[JOB] Your task is to transcribe all of the records exactly and leave out the pictures.

[RAW DATA]
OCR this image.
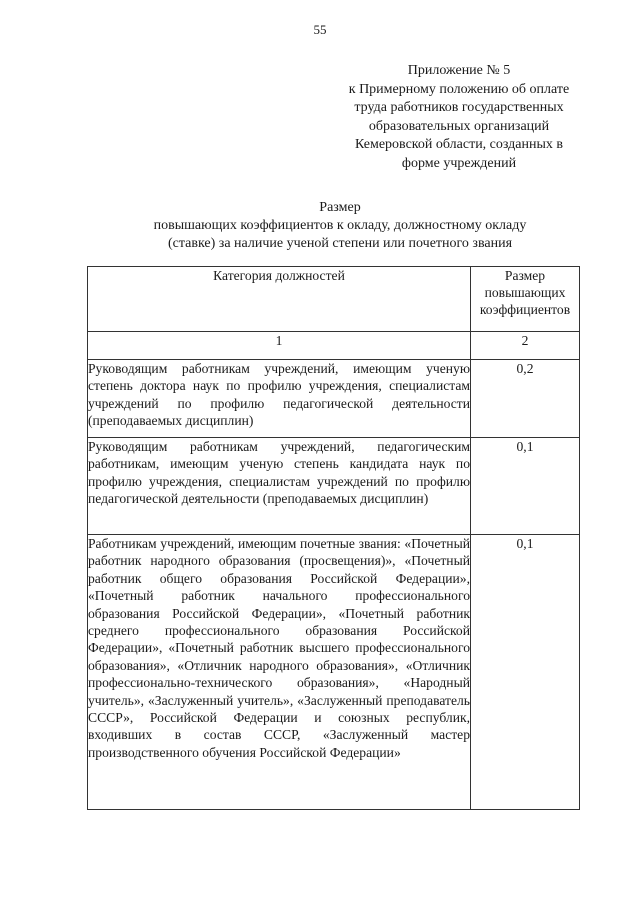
55
Приложение № 5
к Примерному положению об оплате
труда работников государственных
образовательных организаций
Кемеровской области, созданных в
форме учреждений
Размер
повышающих коэффициентов к окладу, должностному окладу
(ставке) за наличие ученой степени или почетного звания
Категория должностей	Размер повышающих коэффициентов
1	2
Руководящим работникам учреждений, имеющим ученую степень доктора наук по профилю учреждения, специалистам учреждений по профилю педагогической деятельности (преподаваемых дисциплин)	0,2
Руководящим работникам учреждений, педагогическим работникам, имеющим ученую степень кандидата наук по профилю учреждения, специалистам учреждений по профилю педагогической деятельности (преподаваемых дисциплин)	0,1
Работникам учреждений, имеющим почетные звания: «Почетный работник народного образования (просвещения)», «Почетный работник общего образования Российской Федерации», «Почетный работник начального профессионального образования Российской Федерации», «Почетный работник среднего профессионального образования Российской Федерации», «Почетный работник высшего профессионального образования», «Отличник народного образования», «Отличник профессионально-технического образования», «Народный учитель», «Заслуженный учитель», «Заслуженный преподаватель СССР», Российской Федерации и союзных республик, входивших в состав СССР, «Заслуженный мастер производственного обучения Российской Федерации»	0,1
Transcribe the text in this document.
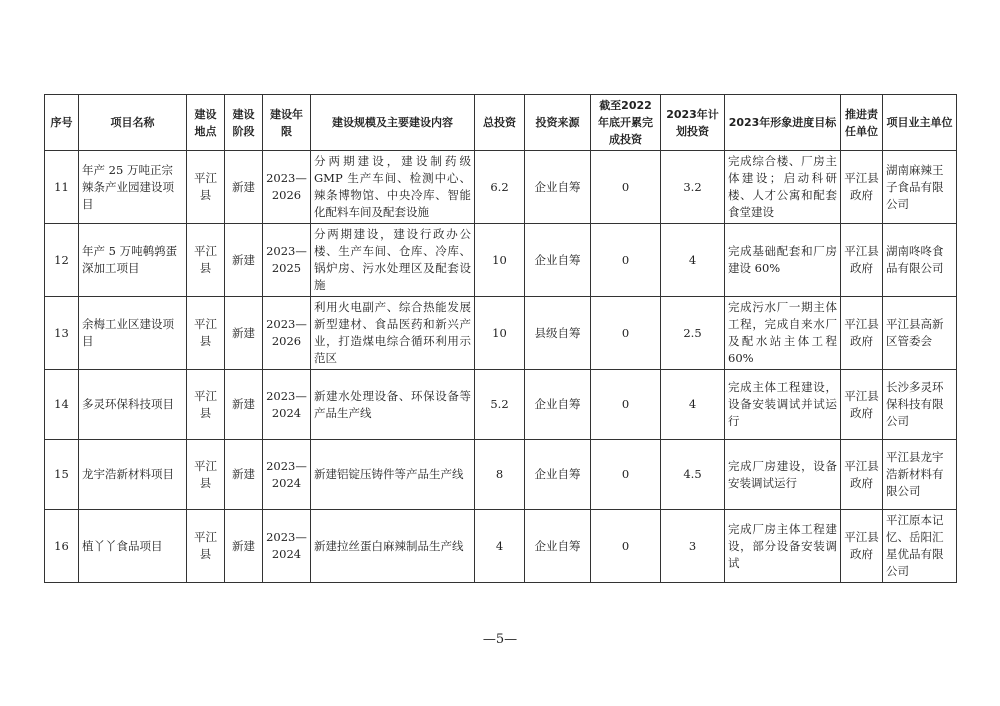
序号	项目名称	建设地点	建设阶段	建设年限	建设规模及主要建设内容	总投资	投资来源	截至2022年底开累完成投资	2023年计划投资	2023年形象进度目标	推进责任单位	项目业主单位
11	年产 25 万吨正宗辣条产业园建设项目	平江县	新建	2023—2026	分两期建设，建设制药级 GMP 生产车间、检测中心、辣条博物馆、中央冷库、智能化配料车间及配套设施	6.2	企业自筹	0	3.2	完成综合楼、厂房主体建设；启动科研楼、人才公寓和配套食堂建设	平江县政府	湖南麻辣王子食品有限公司
12	年产 5 万吨鹌鹑蛋深加工项目	平江县	新建	2023—2025	分两期建设，建设行政办公楼、生产车间、仓库、冷库、锅炉房、污水处理区及配套设施	10	企业自筹	0	4	完成基础配套和厂房建设 60%	平江县政府	湖南咚咚食品有限公司
13	余梅工业区建设项目	平江县	新建	2023—2026	利用火电副产、综合热能发展新型建材、食品医药和新兴产业，打造煤电综合循环利用示范区	10	县级自筹	0	2.5	完成污水厂一期主体工程，完成自来水厂及配水站主体工程 60%	平江县政府	平江县高新区管委会
14	多灵环保科技项目	平江县	新建	2023—2024	新建水处理设备、环保设备等产品生产线	5.2	企业自筹	0	4	完成主体工程建设，设备安装调试并试运行	平江县政府	长沙多灵环保科技有限公司
15	龙宇浩新材料项目	平江县	新建	2023—2024	新建铝锭压铸件等产品生产线	8	企业自筹	0	4.5	完成厂房建设，设备安装调试运行	平江县政府	平江县龙宇浩新材料有限公司
16	植丫丫食品项目	平江县	新建	2023—2024	新建拉丝蛋白麻辣制品生产线	4	企业自筹	0	3	完成厂房主体工程建设，部分设备安装调试	平江县政府	平江原本记忆、岳阳汇星优品有限公司
—5—
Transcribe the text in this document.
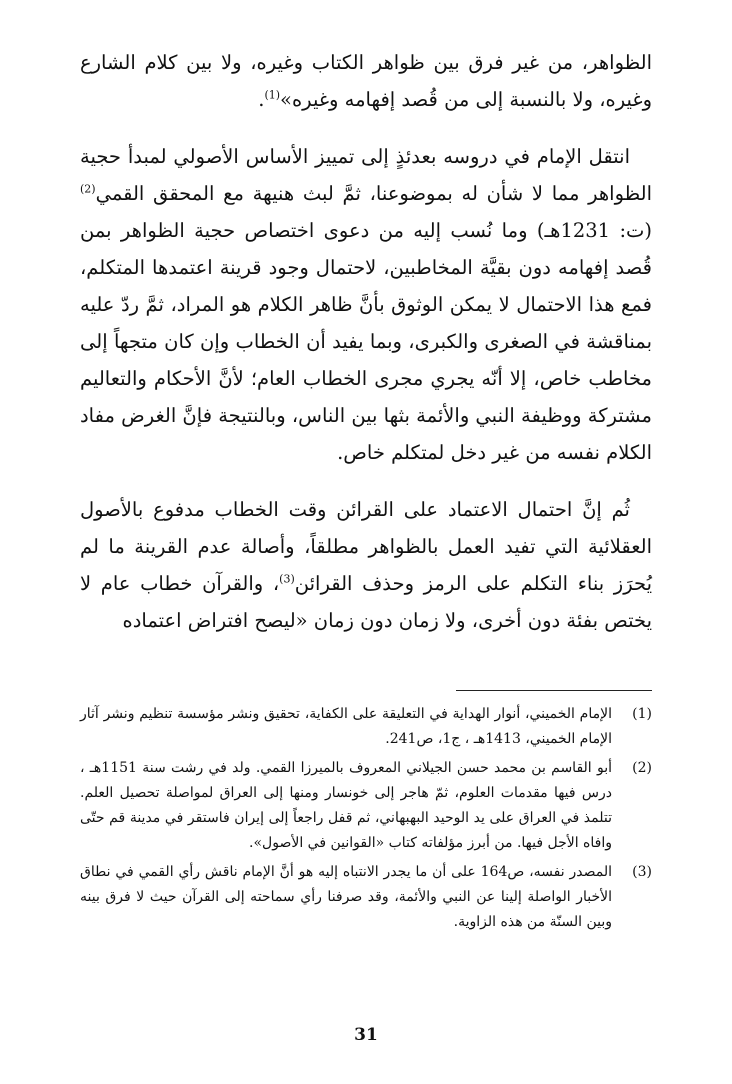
الظواهر، من غير فرق بين ظواهر الكتاب وغيره، ولا بين كلام الشارع وغيره، ولا بالنسبة إلى من قُصد إفهامه وغيره»$^{(1)}$.

انتقل الإمام في دروسه بعدئذٍ إلى تمييز الأساس الأصولي لمبدأ حجية الظواهر مما لا شأن له بموضوعنا، ثمَّ لبث هنيهة مع المحقق القمي$^{(2)}$ (ت: 1231هـ) وما نُسب إليه من دعوى اختصاص حجية الظواهر بمن قُصد إفهامه دون بقيَّة المخاطبين، لاحتمال وجود قرينة اعتمدها المتكلم، فمع هذا الاحتمال لا يمكن الوثوق بأنَّ ظاهر الكلام هو المراد، ثمَّ ردّ عليه بمناقشة في الصغرى والكبرى، وبما يفيد أن الخطاب وإن كان متجهاً إلى مخاطب خاص، إلا أنّه يجري مجرى الخطاب العام؛ لأنَّ الأحكام والتعاليم مشتركة ووظيفة النبي والأئمة بثها بين الناس، وبالنتيجة فإنَّ الغرض مفاد الكلام نفسه من غير دخل لمتكلم خاص.

ثُم إنَّ احتمال الاعتماد على القرائن وقت الخطاب مدفوع بالأصول العقلائية التي تفيد العمل بالظواهر مطلقاً، وأصالة عدم القرينة ما لم يُحرَز بناء التكلم على الرمز وحذف القرائن$^{(3)}$، والقرآن خطاب عام لا يختص بفئة دون أخرى، ولا زمان دون زمان «ليصح افتراض اعتماده

(1)
الإمام الخميني، أنوار الهداية في التعليقة على الكفاية، تحقيق ونشر مؤسسة تنظيم ونشر آثار الإمام الخميني، 1413هـ ، ج1، ص241.
(2)
أبو القاسم بن محمد حسن الجيلاني المعروف بالميرزا القمي. ولد في رشت سنة 1151هـ ، درس فيها مقدمات العلوم، ثمّ هاجر إلى خونسار ومنها إلى العراق لمواصلة تحصيل العلم. تتلمذ في العراق على يد الوحيد البهبهاني، ثم قفل راجعاً إلى إيران فاستقر في مدينة قم حتّى وافاه الأجل فيها. من أبرز مؤلفاته كتاب «القوانين في الأصول».
(3)
المصدر نفسه، ص164 على أن ما يجدر الانتباه إليه هو أنَّ الإمام ناقش رأي القمي في نطاق الأخبار الواصلة إلينا عن النبي والأئمة، وقد صرفنا رأي سماحته إلى القرآن حيث لا فرق بينه وبين السنّة من هذه الزاوية.
31
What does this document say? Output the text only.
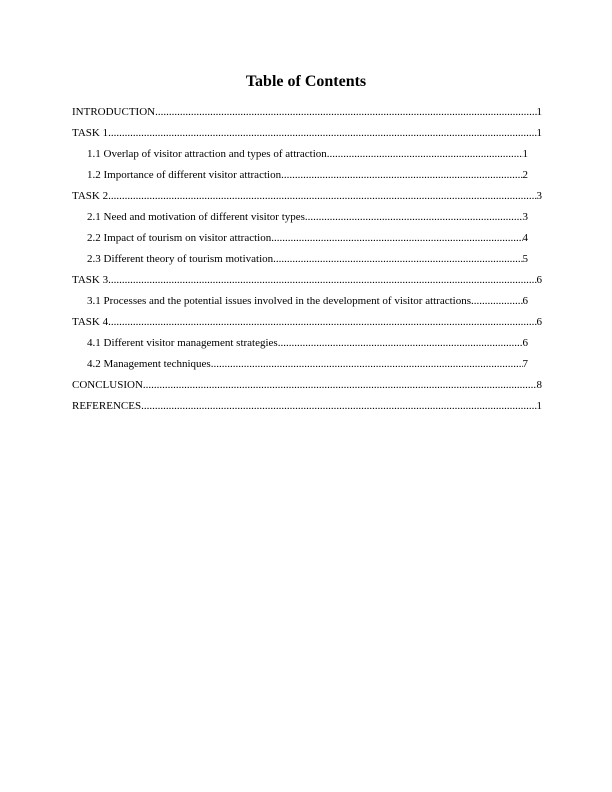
Table of Contents
INTRODUCTION .....	1
TASK 1 .....	1
1.1 Overlap of visitor attraction and types of attraction .....	1
1.2 Importance of different visitor attraction .....	2
TASK 2 .....	3
2.1 Need and motivation of different visitor types .....	3
2.2 Impact of tourism on visitor attraction .....	4
2.3 Different theory of tourism motivation .....	5
TASK 3 .....	6
3.1 Processes and the potential issues involved in the development of visitor attractions .....	6
TASK 4 .....	6
4.1 Different visitor management strategies .....	6
4.2 Management techniques .....	7
CONCLUSION .....	8
REFERENCES .....	1
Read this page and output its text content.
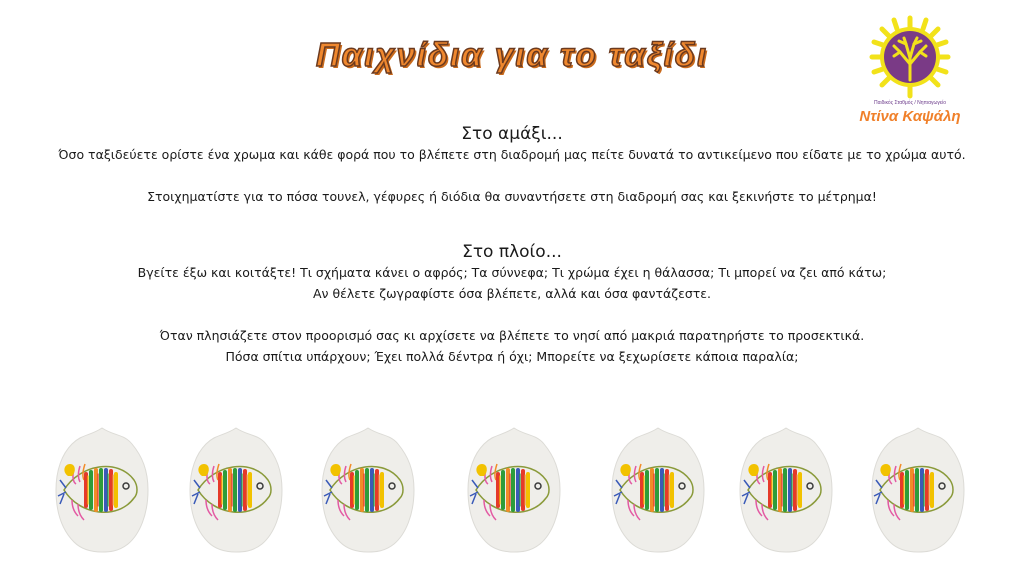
Παιχνίδια για το ταξίδι
Παιδικός Σταθμός / Νηπιαγωγείο
Ντίνα Καψάλη
Στο αμάξι...
Όσο ταξιδεύετε ορίστε ένα χρωμα και κάθε φορά που το βλέπετε στη διαδρομή μας πείτε δυνατά το αντικείμενο που είδατε με το χρώμα αυτό.

Στοιχηματίστε για το πόσα τουνελ, γέφυρες ή διόδια θα συναντήσετε στη διαδρομή σας και ξεκινήστε το μέτρημα!
Στο πλοίο...
Βγείτε έξω και κοιτάξτε! Τι σχήματα κάνει ο αφρός; Τα σύννεφα; Τι χρώμα έχει η θάλασσα; Τι μπορεί να ζει από κάτω;
Αν θέλετε ζωγραφίστε όσα βλέπετε, αλλά και όσα φαντάζεστε.

Όταν πλησιάζετε στον προορισμό σας κι αρχίσετε να βλέπετε το νησί από μακριά παρατηρήστε το προσεκτικά.
Πόσα σπίτια υπάρχουν; Έχει πολλά δέντρα ή όχι; Μπορείτε να ξεχωρίσετε κάποια παραλία;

[RESPONSE]
OCR this image.
55
Приложение № 5
к Примерному положению об оплате
труда работников государственных
образовательных организаций
Кемеровской области, созданных в
форме учреждений
Размер
повышающих коэффициентов к окладу, должностному окладу
(ставке) за наличие ученой степени или почетного звания
Категория должностей	Размер повышающих коэффициентов
1	2
Руководящим работникам учреждений, имеющим ученую степень доктора наук по профилю учреждения, специалистам учреждений по профилю педагогической деятельности (преподаваемых дисциплин)	0,2
Руководящим работникам учреждений, педагогическим работникам, имеющим ученую степень кандидата наук по профилю учреждения, специалистам учреждений по профилю педагогической деятельности (преподаваемых дисциплин)	0,1
Работникам учреждений, имеющим почетные звания: «Почетный работник народного образования (просвещения)», «Почетный работник общего образования Российской Федерации», «Почетный работник начального профессионального образования Российской Федерации», «Почетный работник среднего профессионального образования Российской Федерации», «Почетный работник высшего профессионального образования», «Отличник народного образования», «Отличник профессионально-технического образования», «Народный учитель», «Заслуженный учитель», «Заслуженный преподаватель СССР», Российской Федерации и союзных республик, входивших в состав СССР, «Заслуженный мастер производственного обучения Российской Федерации»	0,1
Transcribe the text in this document.
序号	项目名称	建设地点	建设阶段	建设年限	建设规模及主要建设内容	总投资	投资来源	截至2022年底开累完成投资	2023年计划投资	2023年形象进度目标	推进责任单位	项目业主单位
11	年产 25 万吨正宗辣条产业园建设项目	平江县	新建	2023—2026	分两期建设，建设制药级 GMP 生产车间、检测中心、辣条博物馆、中央冷库、智能化配料车间及配套设施	6.2	企业自筹	0	3.2	完成综合楼、厂房主体建设；启动科研楼、人才公寓和配套食堂建设	平江县政府	湖南麻辣王子食品有限公司
12	年产 5 万吨鹌鹑蛋深加工项目	平江县	新建	2023—2025	分两期建设，建设行政办公楼、生产车间、仓库、冷库、锅炉房、污水处理区及配套设施	10	企业自筹	0	4	完成基础配套和厂房建设 60%	平江县政府	湖南咚咚食品有限公司
13	余梅工业区建设项目	平江县	新建	2023—2026	利用火电副产、综合热能发展新型建材、食品医药和新兴产业，打造煤电综合循环利用示范区	10	县级自筹	0	2.5	完成污水厂一期主体工程，完成自来水厂及配水站主体工程 60%	平江县政府	平江县高新区管委会
14	多灵环保科技项目	平江县	新建	2023—2024	新建水处理设备、环保设备等产品生产线	5.2	企业自筹	0	4	完成主体工程建设，设备安装调试并试运行	平江县政府	长沙多灵环保科技有限公司
15	龙宇浩新材料项目	平江县	新建	2023—2024	新建铝锭压铸件等产品生产线	8	企业自筹	0	4.5	完成厂房建设，设备安装调试运行	平江县政府	平江县龙宇浩新材料有限公司
16	植丫丫食品项目	平江县	新建	2023—2024	新建拉丝蛋白麻辣制品生产线	4	企业自筹	0	3	完成厂房主体工程建设，部分设备安装调试	平江县政府	平江原本记忆、岳阳汇星优品有限公司
—5—
Transcribe the text in this document.
الظواهر، من غير فرق بين ظواهر الكتاب وغيره، ولا بين كلام الشارع وغيره، ولا بالنسبة إلى من قُصد إفهامه وغيره»$^{(1)}$.

انتقل الإمام في دروسه بعدئذٍ إلى تمييز الأساس الأصولي لمبدأ حجية الظواهر مما لا شأن له بموضوعنا، ثمَّ لبث هنيهة مع المحقق القمي$^{(2)}$ (ت: 1231هـ) وما نُسب إليه من دعوى اختصاص حجية الظواهر بمن قُصد إفهامه دون بقيَّة المخاطبين، لاحتمال وجود قرينة اعتمدها المتكلم، فمع هذا الاحتمال لا يمكن الوثوق بأنَّ ظاهر الكلام هو المراد، ثمَّ ردّ عليه بمناقشة في الصغرى والكبرى، وبما يفيد أن الخطاب وإن كان متجهاً إلى مخاطب خاص، إلا أنّه يجري مجرى الخطاب العام؛ لأنَّ الأحكام والتعاليم مشتركة ووظيفة النبي والأئمة بثها بين الناس، وبالنتيجة فإنَّ الغرض مفاد الكلام نفسه من غير دخل لمتكلم خاص.

ثُم إنَّ احتمال الاعتماد على القرائن وقت الخطاب مدفوع بالأصول العقلائية التي تفيد العمل بالظواهر مطلقاً، وأصالة عدم القرينة ما لم يُحرَز بناء التكلم على الرمز وحذف القرائن$^{(3)}$، والقرآن خطاب عام لا يختص بفئة دون أخرى، ولا زمان دون زمان «ليصح افتراض اعتماده

(1)
الإمام الخميني، أنوار الهداية في التعليقة على الكفاية، تحقيق ونشر مؤسسة تنظيم ونشر آثار الإمام الخميني، 1413هـ ، ج1، ص241.
(2)
أبو القاسم بن محمد حسن الجيلاني المعروف بالميرزا القمي. ولد في رشت سنة 1151هـ ، درس فيها مقدمات العلوم، ثمّ هاجر إلى خونسار ومنها إلى العراق لمواصلة تحصيل العلم. تتلمذ في العراق على يد الوحيد البهبهاني، ثم قفل راجعاً إلى إيران فاستقر في مدينة قم حتّى وافاه الأجل فيها. من أبرز مؤلفاته كتاب «القوانين في الأصول».
(3)
المصدر نفسه، ص164 على أن ما يجدر الانتباه إليه هو أنَّ الإمام ناقش رأي القمي في نطاق الأخبار الواصلة إلينا عن النبي والأئمة، وقد صرفنا رأي سماحته إلى القرآن حيث لا فرق بينه وبين السنّة من هذه الزاوية.
31
What does this document say? Output the text only.
Table of Contents
INTRODUCTION .....	1
TASK 1 .....	1
1.1 Overlap of visitor attraction and types of attraction .....	1
1.2 Importance of different visitor attraction .....	2
TASK 2 .....	3
2.1 Need and motivation of different visitor types .....	3
2.2 Impact of tourism on visitor attraction .....	4
2.3 Different theory of tourism motivation .....	5
TASK 3 .....	6
3.1 Processes and the potential issues involved in the development of visitor attractions .....	6
TASK 4 .....	6
4.1 Different visitor management strategies .....	6
4.2 Management techniques .....	7
CONCLUSION .....	8
REFERENCES .....	1
Read this page and output its text content.
Παιχνίδια για το ταξίδι
Παιδικός Σταθμός / Νηπιαγωγείο
Ντίνα Καψάλη
Στο αμάξι...
Όσο ταξιδεύετε ορίστε ένα χρωμα και κάθε φορά που το βλέπετε στη διαδρομή μας πείτε δυνατά το αντικείμενο που είδατε με το χρώμα αυτό.

Στοιχηματίστε για το πόσα τουνελ, γέφυρες ή διόδια θα συναντήσετε στη διαδρομή σας και ξεκινήστε το μέτρημα!
Στο πλοίο...
Βγείτε έξω και κοιτάξτε! Τι σχήματα κάνει ο αφρός; Τα σύννεφα; Τι χρώμα έχει η θάλασσα; Τι μπορεί να ζει από κάτω;
Αν θέλετε ζωγραφίστε όσα βλέπετε, αλλά και όσα φαντάζεστε.

Όταν πλησιάζετε στον προορισμό σας κι αρχίσετε να βλέπετε το νησί από μακριά παρατηρήστε το προσεκτικά.
Πόσα σπίτια υπάρχουν; Έχει πολλά δέντρα ή όχι; Μπορείτε να ξεχωρίσετε κάποια παραλία;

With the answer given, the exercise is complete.